* Problem to work on:
Take the line that has "Read out every word on this page." in it and every line after it to the end of the entries, and reproduce them exactly.

* Record excerpts:
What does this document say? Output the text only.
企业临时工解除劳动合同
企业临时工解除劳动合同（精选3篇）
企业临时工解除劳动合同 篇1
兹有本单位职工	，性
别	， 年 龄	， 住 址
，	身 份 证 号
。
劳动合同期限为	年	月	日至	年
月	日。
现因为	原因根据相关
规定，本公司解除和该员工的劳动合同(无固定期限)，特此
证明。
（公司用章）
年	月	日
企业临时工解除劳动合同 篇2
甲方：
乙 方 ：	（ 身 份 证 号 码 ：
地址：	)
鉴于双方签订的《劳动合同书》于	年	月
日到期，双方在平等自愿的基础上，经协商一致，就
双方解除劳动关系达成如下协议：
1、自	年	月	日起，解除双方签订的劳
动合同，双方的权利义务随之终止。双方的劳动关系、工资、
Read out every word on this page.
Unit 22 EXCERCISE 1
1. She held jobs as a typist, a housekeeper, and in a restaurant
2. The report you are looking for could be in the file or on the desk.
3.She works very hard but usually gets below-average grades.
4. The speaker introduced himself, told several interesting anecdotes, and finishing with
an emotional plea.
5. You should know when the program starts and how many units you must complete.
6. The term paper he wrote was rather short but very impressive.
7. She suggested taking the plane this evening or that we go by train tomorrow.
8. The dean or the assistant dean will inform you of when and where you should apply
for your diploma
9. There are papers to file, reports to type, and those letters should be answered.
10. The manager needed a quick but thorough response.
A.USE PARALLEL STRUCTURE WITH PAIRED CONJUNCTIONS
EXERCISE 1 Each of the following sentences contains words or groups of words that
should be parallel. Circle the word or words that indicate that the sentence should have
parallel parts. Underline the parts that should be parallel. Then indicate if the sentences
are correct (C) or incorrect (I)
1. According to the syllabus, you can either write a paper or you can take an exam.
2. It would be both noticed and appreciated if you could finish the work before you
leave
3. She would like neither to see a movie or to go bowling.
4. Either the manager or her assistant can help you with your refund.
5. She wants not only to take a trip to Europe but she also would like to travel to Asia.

* Final answer:
Read out every word on this page.
Unit 22 EXCERCISE 1
1. She held jobs as a typist, a housekeeper, and in a restaurant
2. The report you are looking for could be in the file or on the desk.
3.She works very hard but usually gets below-average grades.
4. The speaker introduced himself, told several interesting anecdotes, and finishing with
an emotional plea.
5. You should know when the program starts and how many units you must complete.
6. The term paper he wrote was rather short but very impressive.
7. She suggested taking the plane this evening or that we go by train tomorrow.
8. The dean or the assistant dean will inform you of when and where you should apply
for your diploma
9. There are papers to file, reports to type, and those letters should be answered.
10. The manager needed a quick but thorough response.
A.USE PARALLEL STRUCTURE WITH PAIRED CONJUNCTIONS
EXERCISE 1 Each of the following sentences contains words or groups of words that
should be parallel. Circle the word or words that indicate that the sentence should have
parallel parts. Underline the parts that should be parallel. Then indicate if the sentences
are correct (C) or incorrect (I)
1. According to the syllabus, you can either write a paper or you can take an exam.
2. It would be both noticed and appreciated if you could finish the work before you
leave
3. She would like neither to see a movie or to go bowling.
4. Either the manager or her assistant can help you with your refund.
5. She wants not only to take a trip to Europe but she also would like to travel to Asia.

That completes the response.